EXTRAIT DU TEXTE:
L'opinion française à 7 mois des élections européennes de 2024
Notre dernier sujet du jour est celui, non moins important, des dernières études d'opinion française dans le cadre du scrutin européen, qui ont certes permis de confirmer l‘ancrage du Rassemblement national en tête des intentions de vote à 7 mois du scrutin, mais aussi permis de constater d’autres dynamiques à l’œuvre, entre décélérations et regains d’intérêt.
Ainsi non seulement l’extrême droite classique, représentée par le Rassemblement national de Jordan Bardella, augmente largement dans toutes les enquêtes d’opinion, pour se hisser entre 27 et 29 % d’intentions de vote des Français, loin devant les concurrents directs. Les autres tenants de cette extrême droite, même si des divergences légères existent, sont donnés à environ 2,5 % pour le parti de Dupont-Aignan et entre 6 et 7 % pour le parti représenté par Marion Maréchal. En outre des micro-dynamiques d’individus comme les Frexiteurs et le mouvement de Florian Philippot, on a donc une extrême-droite française à 40 % des intentions de vote dans l’état actuel des choses. Jamais ses tenants n’ont été donnés aussi haut.

CONSIGNE 1: Recopiez à l'identique les lignes des entrées, depuis la première jusqu'à la ligne contenant « stat-percent: 125.7 % (446, 285, 483, 317) », celle-ci comprise.

[Extrait du jeu de données]
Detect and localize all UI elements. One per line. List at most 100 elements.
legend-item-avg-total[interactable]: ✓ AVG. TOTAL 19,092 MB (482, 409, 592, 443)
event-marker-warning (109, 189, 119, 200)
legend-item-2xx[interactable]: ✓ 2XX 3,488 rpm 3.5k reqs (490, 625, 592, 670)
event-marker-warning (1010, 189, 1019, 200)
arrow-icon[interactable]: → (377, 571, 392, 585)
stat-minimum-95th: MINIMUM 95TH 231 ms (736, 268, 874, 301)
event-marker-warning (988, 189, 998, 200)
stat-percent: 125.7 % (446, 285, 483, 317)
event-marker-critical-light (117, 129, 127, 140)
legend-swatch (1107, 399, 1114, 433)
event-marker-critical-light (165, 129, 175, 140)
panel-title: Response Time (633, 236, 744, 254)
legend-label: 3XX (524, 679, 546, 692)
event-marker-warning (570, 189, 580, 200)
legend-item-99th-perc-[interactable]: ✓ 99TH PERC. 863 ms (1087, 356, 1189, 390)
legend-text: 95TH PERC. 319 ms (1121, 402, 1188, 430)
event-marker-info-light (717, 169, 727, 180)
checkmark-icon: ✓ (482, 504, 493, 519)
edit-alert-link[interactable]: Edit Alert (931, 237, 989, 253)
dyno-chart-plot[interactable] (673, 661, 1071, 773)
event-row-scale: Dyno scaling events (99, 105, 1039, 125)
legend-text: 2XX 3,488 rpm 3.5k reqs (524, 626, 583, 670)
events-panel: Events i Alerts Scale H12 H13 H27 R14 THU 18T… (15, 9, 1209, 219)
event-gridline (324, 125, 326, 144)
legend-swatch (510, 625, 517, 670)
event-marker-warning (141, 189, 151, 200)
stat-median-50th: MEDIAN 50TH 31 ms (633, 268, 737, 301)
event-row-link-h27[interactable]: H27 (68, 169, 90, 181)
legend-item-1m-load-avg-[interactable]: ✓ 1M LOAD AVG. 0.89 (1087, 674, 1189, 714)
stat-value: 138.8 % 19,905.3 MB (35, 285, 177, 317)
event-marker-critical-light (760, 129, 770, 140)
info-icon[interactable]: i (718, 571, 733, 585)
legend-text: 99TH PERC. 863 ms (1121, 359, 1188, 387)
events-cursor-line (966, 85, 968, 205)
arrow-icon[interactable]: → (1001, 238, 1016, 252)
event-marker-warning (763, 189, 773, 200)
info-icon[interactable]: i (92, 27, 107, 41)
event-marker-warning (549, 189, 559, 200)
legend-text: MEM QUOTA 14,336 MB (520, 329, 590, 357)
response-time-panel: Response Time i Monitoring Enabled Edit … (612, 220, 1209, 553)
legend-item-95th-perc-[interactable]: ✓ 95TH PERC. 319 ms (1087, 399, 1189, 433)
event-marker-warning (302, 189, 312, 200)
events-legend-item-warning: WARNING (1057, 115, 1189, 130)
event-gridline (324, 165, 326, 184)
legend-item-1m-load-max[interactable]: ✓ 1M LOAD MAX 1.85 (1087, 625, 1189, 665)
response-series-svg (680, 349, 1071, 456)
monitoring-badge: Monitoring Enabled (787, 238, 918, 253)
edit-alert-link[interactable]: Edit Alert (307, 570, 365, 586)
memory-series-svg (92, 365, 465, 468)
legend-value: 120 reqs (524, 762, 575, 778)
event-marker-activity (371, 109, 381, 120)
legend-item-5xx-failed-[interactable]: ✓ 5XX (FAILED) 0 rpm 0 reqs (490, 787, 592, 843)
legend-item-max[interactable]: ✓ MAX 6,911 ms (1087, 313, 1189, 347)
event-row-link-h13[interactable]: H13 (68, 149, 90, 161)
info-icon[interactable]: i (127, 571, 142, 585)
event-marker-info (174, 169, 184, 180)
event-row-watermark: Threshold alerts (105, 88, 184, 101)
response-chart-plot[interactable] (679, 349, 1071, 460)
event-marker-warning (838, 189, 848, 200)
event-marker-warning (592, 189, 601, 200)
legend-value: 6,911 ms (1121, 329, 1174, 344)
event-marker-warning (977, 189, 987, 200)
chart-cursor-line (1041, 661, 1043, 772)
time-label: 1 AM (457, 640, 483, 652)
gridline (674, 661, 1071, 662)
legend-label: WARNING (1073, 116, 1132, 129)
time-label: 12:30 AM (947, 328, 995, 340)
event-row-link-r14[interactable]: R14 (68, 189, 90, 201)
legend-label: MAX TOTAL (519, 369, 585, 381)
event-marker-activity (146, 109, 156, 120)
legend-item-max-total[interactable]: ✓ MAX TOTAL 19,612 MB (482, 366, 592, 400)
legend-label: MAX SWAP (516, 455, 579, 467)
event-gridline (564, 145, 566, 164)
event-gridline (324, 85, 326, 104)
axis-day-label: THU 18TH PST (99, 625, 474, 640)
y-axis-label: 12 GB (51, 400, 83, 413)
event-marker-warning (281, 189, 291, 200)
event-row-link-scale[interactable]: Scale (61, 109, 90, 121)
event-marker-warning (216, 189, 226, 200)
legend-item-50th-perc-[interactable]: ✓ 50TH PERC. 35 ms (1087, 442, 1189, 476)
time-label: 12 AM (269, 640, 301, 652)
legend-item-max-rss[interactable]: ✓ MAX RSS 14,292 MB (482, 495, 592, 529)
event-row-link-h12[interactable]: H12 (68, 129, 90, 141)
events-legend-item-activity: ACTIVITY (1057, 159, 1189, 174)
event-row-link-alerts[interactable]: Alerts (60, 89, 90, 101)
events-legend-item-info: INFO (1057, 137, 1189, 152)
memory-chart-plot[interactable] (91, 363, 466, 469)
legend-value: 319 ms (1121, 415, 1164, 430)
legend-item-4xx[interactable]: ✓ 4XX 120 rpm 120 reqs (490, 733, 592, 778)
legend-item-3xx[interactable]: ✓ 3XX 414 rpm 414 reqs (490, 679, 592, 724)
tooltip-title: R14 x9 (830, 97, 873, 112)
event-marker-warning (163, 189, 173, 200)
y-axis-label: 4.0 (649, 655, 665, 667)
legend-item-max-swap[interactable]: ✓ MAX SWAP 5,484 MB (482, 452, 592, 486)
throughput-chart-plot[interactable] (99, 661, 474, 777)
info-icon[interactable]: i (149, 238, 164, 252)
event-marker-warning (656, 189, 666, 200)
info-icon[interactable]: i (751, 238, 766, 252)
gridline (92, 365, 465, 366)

CONSIGNE 2:
Répondez aux questions suivantes à partir de l'extrait sur les élections européennes.
(a) À combien de mois du scrutin ces études d'opinion sont-elles réalisées ?
(b) Entre quels pourcentages d'intentions de vote se situe le Rassemblement national ?
(c) Quel score est attribué au parti représenté par Marion Maréchal ?

RÉSULTAT 1:
Detect and localize all UI elements. One per line. List at most 100 elements.
legend-item-avg-total[interactable]: ✓ AVG. TOTAL 19,092 MB (482, 409, 592, 443)
event-marker-warning (109, 189, 119, 200)
legend-item-2xx[interactable]: ✓ 2XX 3,488 rpm 3.5k reqs (490, 625, 592, 670)
event-marker-warning (1010, 189, 1019, 200)
arrow-icon[interactable]: → (377, 571, 392, 585)
stat-minimum-95th: MINIMUM 95TH 231 ms (736, 268, 874, 301)
event-marker-warning (988, 189, 998, 200)
stat-percent: 125.7 % (446, 285, 483, 317)

RÉSULTAT 2:
(a) À 7 mois du scrutin.
(b) Entre 27 et 29 %.
(c) Entre 6 et 7 %.